→ **EXERCISE PROMPT**: Would you retype all of these records exactly?

[BEGIN]

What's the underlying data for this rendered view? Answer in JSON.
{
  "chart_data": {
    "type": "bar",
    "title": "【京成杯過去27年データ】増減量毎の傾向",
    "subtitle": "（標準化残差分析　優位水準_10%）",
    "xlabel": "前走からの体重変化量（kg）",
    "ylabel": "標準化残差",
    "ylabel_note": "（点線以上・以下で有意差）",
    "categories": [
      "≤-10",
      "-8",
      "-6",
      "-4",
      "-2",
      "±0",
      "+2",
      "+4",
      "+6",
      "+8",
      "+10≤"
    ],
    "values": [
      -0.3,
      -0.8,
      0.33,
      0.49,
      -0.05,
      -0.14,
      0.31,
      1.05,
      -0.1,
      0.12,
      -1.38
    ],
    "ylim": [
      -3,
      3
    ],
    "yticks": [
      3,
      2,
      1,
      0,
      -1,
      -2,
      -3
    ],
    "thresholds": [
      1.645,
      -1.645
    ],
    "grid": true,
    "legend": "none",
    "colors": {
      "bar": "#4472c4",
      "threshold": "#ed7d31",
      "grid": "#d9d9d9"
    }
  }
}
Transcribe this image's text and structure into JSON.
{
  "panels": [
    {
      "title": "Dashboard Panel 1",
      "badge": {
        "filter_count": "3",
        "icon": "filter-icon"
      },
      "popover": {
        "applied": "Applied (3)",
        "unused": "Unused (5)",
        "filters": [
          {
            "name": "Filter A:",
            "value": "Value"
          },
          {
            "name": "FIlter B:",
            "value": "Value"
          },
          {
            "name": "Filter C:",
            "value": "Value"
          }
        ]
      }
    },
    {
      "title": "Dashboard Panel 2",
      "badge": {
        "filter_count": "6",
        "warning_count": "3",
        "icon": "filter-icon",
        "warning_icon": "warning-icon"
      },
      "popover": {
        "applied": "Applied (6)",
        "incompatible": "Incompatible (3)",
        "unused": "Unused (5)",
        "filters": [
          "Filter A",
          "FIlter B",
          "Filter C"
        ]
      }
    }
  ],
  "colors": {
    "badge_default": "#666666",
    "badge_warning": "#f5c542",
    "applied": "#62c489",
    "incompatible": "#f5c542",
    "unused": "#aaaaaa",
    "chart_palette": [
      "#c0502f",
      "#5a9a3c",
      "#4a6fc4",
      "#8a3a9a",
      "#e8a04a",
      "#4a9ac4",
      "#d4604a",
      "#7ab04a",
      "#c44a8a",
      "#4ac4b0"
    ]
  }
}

[END]

→ **REPLY TO THE EXERCISE**:
What's the underlying data for this rendered view? Answer in JSON.
{
  "chart_data": {
    "type": "bar",
    "title": "【京成杯過去27年データ】増減量毎の傾向",
    "subtitle": "（標準化残差分析　優位水準_10%）",
    "xlabel": "前走からの体重変化量（kg）",
    "ylabel": "標準化残差",
    "ylabel_note": "（点線以上・以下で有意差）",
    "categories": [
      "≤-10",
      "-8",
      "-6",
      "-4",
      "-2",
      "±0",
      "+2",
      "+4",
      "+6",
      "+8",
      "+10≤"
    ],
    "values": [
      -0.3,
      -0.8,
      0.33,
      0.49,
      -0.05,
      -0.14,
      0.31,
      1.05,
      -0.1,
      0.12,
      -1.38
    ],
    "ylim": [
      -3,
      3
    ],
    "yticks": [
      3,
      2,
      1,
      0,
      -1,
      -2,
      -3
    ],
    "thresholds": [
      1.645,
      -1.645
    ],
    "grid": true,
    "legend": "none",
    "colors": {
      "bar": "#4472c4",
      "threshold": "#ed7d31",
      "grid": "#d9d9d9"
    }
  }
}
Transcribe this image's text and structure into JSON.
{
  "panels": [
    {
      "title": "Dashboard Panel 1",
      "badge": {
        "filter_count": "3",
        "icon": "filter-icon"
      },
      "popover": {
        "applied": "Applied (3)",
        "unused": "Unused (5)",
        "filters": [
          {
            "name": "Filter A:",
            "value": "Value"
          },
          {
            "name": "FIlter B:",
            "value": "Value"
          },
          {
            "name": "Filter C:",
            "value": "Value"
          }
        ]
      }
    },
    {
      "title": "Dashboard Panel 2",
      "badge": {
        "filter_count": "6",
        "warning_count": "3",
        "icon": "filter-icon",
        "warning_icon": "warning-icon"
      },
      "popover": {
        "applied": "Applied (6)",
        "incompatible": "Incompatible (3)",
        "unused": "Unused (5)",
        "filters": [
          "Filter A",
          "FIlter B",
          "Filter C"
        ]
      }
    }
  ],
  "colors": {
    "badge_default": "#666666",
    "badge_warning": "#f5c542",
    "applied": "#62c489",
    "incompatible": "#f5c542",
    "unused": "#aaaaaa",
    "chart_palette": [
      "#c0502f",
      "#5a9a3c",
      "#4a6fc4",
      "#8a3a9a",
      "#e8a04a",
      "#4a9ac4",
      "#d4604a",
      "#7ab04a",
      "#c44a8a",
      "#4ac4b0"
    ]
  }
}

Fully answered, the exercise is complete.